§ Short exercise: Check each line of the records below and collect those that include the word "Best".

§ Task input:
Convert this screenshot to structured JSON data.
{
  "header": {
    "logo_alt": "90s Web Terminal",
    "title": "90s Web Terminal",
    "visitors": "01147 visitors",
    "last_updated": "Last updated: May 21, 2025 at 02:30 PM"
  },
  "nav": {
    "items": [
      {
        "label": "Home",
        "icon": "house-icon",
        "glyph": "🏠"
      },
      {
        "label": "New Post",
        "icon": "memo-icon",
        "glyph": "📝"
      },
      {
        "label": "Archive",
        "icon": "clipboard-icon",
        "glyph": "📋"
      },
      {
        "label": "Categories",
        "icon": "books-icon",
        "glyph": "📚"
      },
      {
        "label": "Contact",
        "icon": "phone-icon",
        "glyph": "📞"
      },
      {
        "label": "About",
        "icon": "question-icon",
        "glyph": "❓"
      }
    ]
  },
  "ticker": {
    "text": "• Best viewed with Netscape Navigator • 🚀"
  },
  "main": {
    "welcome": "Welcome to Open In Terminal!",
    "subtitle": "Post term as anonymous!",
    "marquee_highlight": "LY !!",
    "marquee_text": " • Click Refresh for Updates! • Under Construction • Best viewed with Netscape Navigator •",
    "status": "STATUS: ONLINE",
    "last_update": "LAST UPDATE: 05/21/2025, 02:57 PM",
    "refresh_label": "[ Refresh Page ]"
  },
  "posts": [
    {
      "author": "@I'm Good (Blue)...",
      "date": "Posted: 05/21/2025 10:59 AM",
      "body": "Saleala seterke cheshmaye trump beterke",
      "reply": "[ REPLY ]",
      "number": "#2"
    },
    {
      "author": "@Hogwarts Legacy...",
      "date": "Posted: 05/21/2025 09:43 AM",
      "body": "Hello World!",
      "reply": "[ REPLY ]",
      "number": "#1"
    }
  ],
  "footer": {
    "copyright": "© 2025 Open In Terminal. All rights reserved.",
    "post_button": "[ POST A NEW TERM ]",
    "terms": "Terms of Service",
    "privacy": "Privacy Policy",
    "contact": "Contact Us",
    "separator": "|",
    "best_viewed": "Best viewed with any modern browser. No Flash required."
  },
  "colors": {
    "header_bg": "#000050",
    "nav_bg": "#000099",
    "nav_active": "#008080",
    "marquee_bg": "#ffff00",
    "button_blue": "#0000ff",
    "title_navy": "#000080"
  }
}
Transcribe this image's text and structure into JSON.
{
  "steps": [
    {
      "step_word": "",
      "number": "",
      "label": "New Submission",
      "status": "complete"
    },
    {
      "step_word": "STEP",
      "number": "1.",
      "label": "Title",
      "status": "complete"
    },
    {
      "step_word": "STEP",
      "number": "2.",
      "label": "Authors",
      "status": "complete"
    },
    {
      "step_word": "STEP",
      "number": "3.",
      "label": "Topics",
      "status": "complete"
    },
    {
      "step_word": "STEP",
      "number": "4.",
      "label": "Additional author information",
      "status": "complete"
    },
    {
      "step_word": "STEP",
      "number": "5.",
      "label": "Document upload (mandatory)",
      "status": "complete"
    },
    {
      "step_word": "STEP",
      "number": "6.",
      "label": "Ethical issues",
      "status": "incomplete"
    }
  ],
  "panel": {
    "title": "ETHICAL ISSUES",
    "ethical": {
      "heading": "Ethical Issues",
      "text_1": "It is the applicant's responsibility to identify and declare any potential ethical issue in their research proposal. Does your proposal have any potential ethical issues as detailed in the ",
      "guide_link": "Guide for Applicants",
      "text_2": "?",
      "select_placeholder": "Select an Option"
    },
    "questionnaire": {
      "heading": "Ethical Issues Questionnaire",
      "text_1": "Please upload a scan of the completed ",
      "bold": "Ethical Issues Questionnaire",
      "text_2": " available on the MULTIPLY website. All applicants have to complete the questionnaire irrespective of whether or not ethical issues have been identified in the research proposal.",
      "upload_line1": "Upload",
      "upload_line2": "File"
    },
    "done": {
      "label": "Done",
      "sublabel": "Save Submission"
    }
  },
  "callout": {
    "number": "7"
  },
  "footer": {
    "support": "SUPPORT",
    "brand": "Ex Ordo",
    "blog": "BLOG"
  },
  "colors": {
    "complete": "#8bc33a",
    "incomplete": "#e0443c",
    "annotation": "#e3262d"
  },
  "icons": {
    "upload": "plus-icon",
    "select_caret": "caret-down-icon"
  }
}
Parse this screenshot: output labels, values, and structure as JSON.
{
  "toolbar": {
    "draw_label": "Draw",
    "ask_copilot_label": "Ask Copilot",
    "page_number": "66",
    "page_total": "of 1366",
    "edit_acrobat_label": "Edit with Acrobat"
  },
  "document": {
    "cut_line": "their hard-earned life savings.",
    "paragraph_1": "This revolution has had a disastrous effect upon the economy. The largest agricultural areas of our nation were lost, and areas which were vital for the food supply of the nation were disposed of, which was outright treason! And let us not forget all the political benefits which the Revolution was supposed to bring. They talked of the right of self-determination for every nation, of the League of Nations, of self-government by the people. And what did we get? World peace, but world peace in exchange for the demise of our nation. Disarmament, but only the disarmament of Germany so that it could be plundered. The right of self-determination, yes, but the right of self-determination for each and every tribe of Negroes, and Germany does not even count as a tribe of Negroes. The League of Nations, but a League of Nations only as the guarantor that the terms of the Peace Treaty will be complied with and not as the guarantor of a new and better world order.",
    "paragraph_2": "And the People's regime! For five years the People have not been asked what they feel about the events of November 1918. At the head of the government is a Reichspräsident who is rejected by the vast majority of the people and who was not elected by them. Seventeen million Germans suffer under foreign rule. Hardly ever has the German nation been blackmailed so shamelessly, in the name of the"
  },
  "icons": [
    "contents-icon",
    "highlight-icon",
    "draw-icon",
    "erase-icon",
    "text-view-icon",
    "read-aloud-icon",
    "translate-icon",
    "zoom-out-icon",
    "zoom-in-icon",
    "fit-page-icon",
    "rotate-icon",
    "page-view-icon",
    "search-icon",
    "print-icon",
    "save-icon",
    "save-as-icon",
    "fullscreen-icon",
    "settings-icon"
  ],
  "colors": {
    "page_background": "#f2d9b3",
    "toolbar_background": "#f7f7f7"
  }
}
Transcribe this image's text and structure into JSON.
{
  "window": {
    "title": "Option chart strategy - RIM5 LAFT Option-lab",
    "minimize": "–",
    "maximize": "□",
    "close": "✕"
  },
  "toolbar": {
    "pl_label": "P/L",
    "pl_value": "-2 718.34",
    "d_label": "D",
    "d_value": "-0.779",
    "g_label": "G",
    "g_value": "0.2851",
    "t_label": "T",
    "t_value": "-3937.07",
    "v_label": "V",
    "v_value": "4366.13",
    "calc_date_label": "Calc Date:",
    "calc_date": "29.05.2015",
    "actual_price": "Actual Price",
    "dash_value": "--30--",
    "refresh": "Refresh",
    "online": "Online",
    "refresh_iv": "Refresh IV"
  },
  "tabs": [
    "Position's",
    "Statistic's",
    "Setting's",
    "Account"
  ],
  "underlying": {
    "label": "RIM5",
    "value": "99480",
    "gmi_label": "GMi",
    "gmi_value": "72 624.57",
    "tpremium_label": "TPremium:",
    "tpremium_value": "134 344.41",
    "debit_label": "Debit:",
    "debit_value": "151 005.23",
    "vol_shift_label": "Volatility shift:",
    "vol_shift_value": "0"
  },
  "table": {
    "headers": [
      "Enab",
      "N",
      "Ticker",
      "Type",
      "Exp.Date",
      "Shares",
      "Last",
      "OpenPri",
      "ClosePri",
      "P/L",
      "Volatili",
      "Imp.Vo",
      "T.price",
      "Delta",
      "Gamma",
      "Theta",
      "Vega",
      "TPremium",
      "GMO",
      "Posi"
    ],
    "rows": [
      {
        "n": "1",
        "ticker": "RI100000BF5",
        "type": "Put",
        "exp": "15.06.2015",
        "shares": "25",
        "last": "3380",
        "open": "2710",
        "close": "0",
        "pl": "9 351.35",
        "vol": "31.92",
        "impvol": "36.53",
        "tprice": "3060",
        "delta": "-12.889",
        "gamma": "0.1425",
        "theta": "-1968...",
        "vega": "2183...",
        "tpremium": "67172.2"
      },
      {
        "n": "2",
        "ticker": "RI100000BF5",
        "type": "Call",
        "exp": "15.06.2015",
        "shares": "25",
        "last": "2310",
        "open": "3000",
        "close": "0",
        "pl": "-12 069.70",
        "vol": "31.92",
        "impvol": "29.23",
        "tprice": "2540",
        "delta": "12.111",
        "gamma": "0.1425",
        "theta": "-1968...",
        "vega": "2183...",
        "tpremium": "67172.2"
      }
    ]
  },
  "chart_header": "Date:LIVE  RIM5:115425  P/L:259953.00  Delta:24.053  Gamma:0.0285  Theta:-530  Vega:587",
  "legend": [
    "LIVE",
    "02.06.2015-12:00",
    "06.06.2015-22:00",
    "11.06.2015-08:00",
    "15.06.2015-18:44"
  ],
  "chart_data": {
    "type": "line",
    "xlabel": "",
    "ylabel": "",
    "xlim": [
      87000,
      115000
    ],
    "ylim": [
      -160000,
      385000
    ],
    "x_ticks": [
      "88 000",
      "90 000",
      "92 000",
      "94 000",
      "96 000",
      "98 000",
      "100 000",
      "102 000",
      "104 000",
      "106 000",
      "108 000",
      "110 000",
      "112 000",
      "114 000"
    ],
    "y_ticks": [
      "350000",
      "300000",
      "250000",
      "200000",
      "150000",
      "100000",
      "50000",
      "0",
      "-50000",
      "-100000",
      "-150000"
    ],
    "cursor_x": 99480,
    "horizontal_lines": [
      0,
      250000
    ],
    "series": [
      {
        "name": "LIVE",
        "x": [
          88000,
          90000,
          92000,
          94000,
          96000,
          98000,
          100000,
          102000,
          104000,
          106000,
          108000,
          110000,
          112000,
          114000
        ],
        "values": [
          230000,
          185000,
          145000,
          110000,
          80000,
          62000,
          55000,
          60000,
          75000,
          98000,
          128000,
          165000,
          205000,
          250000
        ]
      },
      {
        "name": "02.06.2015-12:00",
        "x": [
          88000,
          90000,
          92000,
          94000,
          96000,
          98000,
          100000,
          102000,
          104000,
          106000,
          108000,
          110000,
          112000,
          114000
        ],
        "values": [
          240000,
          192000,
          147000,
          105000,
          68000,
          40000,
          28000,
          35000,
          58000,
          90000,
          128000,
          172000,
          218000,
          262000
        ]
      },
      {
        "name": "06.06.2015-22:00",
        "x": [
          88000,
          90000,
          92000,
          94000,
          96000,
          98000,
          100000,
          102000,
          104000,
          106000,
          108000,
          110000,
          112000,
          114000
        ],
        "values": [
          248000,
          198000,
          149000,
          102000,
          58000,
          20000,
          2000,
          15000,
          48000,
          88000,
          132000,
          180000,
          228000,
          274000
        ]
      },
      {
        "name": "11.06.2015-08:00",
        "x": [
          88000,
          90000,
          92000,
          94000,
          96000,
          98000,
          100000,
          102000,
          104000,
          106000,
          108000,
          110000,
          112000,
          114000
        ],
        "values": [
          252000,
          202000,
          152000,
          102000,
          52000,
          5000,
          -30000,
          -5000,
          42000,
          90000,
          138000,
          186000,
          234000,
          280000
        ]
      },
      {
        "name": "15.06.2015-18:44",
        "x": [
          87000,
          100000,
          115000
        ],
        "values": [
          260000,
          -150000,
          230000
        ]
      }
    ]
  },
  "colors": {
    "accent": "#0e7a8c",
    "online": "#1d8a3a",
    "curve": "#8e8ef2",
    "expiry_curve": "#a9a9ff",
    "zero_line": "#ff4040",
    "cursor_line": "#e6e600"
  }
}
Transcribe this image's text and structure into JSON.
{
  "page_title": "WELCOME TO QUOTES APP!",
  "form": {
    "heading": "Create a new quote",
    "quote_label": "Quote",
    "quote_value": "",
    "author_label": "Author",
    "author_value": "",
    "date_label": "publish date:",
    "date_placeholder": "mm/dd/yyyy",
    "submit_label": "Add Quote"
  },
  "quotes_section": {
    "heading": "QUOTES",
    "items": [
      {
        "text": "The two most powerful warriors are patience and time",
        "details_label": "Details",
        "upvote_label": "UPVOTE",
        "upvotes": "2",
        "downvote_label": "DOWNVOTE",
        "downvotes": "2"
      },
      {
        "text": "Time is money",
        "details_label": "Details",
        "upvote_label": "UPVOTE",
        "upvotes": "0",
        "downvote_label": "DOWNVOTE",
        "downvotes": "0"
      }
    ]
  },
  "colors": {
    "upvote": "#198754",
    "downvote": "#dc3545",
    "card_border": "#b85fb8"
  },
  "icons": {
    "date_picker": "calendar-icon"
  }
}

§ Exercise solution:
    "text": "• Best viewed with Netscape Navigator • 🚀"
    "marquee_text": " • Click Refresh for Updates! • Under Construction • Best viewed with Netscape Navigator •",
    "best_viewed": "Best viewed with any modern browser. No Flash required."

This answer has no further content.